#### Aim of the task
Could you write out the records below exactly as they appear?

(Recorded data)
------------------------------------------------
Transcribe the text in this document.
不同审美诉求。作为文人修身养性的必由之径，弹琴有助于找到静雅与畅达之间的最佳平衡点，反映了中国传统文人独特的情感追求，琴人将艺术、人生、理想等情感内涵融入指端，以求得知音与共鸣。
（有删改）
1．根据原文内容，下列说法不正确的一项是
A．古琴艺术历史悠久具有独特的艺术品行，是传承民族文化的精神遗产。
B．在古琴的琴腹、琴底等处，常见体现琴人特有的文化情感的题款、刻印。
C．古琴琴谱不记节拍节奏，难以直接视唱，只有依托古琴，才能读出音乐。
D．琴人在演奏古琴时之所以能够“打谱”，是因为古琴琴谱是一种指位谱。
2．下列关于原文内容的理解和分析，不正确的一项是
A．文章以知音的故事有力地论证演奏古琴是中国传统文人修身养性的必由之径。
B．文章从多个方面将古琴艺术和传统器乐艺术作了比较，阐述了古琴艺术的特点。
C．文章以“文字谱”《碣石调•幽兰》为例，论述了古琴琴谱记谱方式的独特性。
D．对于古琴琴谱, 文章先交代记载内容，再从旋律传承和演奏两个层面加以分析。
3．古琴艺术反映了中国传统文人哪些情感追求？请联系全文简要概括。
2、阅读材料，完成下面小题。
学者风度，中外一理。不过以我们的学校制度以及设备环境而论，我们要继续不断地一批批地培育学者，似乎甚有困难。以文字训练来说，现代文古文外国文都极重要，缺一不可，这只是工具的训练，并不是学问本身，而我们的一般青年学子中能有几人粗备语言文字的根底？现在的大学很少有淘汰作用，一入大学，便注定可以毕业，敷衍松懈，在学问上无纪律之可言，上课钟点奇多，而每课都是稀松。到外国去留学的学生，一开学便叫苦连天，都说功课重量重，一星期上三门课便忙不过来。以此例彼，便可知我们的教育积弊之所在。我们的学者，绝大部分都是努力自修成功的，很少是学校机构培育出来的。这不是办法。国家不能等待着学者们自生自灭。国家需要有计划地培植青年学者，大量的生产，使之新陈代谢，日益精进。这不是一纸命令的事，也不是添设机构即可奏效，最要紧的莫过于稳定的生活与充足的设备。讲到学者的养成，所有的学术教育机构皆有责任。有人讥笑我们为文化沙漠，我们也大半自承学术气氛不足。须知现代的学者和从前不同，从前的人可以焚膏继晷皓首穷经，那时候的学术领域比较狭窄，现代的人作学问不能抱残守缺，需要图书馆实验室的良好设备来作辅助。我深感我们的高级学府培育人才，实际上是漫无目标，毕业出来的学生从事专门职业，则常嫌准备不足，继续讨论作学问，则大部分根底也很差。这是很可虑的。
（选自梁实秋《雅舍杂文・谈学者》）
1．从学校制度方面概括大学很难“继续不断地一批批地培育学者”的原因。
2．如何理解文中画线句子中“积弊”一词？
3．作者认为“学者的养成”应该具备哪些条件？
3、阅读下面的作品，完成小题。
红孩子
------------------------------------------------
#### Response to the exercise
Transcribe the text in this document.
不同审美诉求。作为文人修身养性的必由之径，弹琴有助于找到静雅与畅达之间的最佳平衡点，反映了中国传统文人独特的情感追求，琴人将艺术、人生、理想等情感内涵融入指端，以求得知音与共鸣。
（有删改）
1．根据原文内容，下列说法不正确的一项是
A．古琴艺术历史悠久具有独特的艺术品行，是传承民族文化的精神遗产。
B．在古琴的琴腹、琴底等处，常见体现琴人特有的文化情感的题款、刻印。
C．古琴琴谱不记节拍节奏，难以直接视唱，只有依托古琴，才能读出音乐。
D．琴人在演奏古琴时之所以能够“打谱”，是因为古琴琴谱是一种指位谱。
2．下列关于原文内容的理解和分析，不正确的一项是
A．文章以知音的故事有力地论证演奏古琴是中国传统文人修身养性的必由之径。
B．文章从多个方面将古琴艺术和传统器乐艺术作了比较，阐述了古琴艺术的特点。
C．文章以“文字谱”《碣石调•幽兰》为例，论述了古琴琴谱记谱方式的独特性。
D．对于古琴琴谱, 文章先交代记载内容，再从旋律传承和演奏两个层面加以分析。
3．古琴艺术反映了中国传统文人哪些情感追求？请联系全文简要概括。
2、阅读材料，完成下面小题。
学者风度，中外一理。不过以我们的学校制度以及设备环境而论，我们要继续不断地一批批地培育学者，似乎甚有困难。以文字训练来说，现代文古文外国文都极重要，缺一不可，这只是工具的训练，并不是学问本身，而我们的一般青年学子中能有几人粗备语言文字的根底？现在的大学很少有淘汰作用，一入大学，便注定可以毕业，敷衍松懈，在学问上无纪律之可言，上课钟点奇多，而每课都是稀松。到外国去留学的学生，一开学便叫苦连天，都说功课重量重，一星期上三门课便忙不过来。以此例彼，便可知我们的教育积弊之所在。我们的学者，绝大部分都是努力自修成功的，很少是学校机构培育出来的。这不是办法。国家不能等待着学者们自生自灭。国家需要有计划地培植青年学者，大量的生产，使之新陈代谢，日益精进。这不是一纸命令的事，也不是添设机构即可奏效，最要紧的莫过于稳定的生活与充足的设备。讲到学者的养成，所有的学术教育机构皆有责任。有人讥笑我们为文化沙漠，我们也大半自承学术气氛不足。须知现代的学者和从前不同，从前的人可以焚膏继晷皓首穷经，那时候的学术领域比较狭窄，现代的人作学问不能抱残守缺，需要图书馆实验室的良好设备来作辅助。我深感我们的高级学府培育人才，实际上是漫无目标，毕业出来的学生从事专门职业，则常嫌准备不足，继续讨论作学问，则大部分根底也很差。这是很可虑的。
（选自梁实秋《雅舍杂文・谈学者》）
1．从学校制度方面概括大学很难“继续不断地一批批地培育学者”的原因。
2．如何理解文中画线句子中“积弊”一词？
3．作者认为“学者的养成”应该具备哪些条件？
3、阅读下面的作品，完成小题。
红孩子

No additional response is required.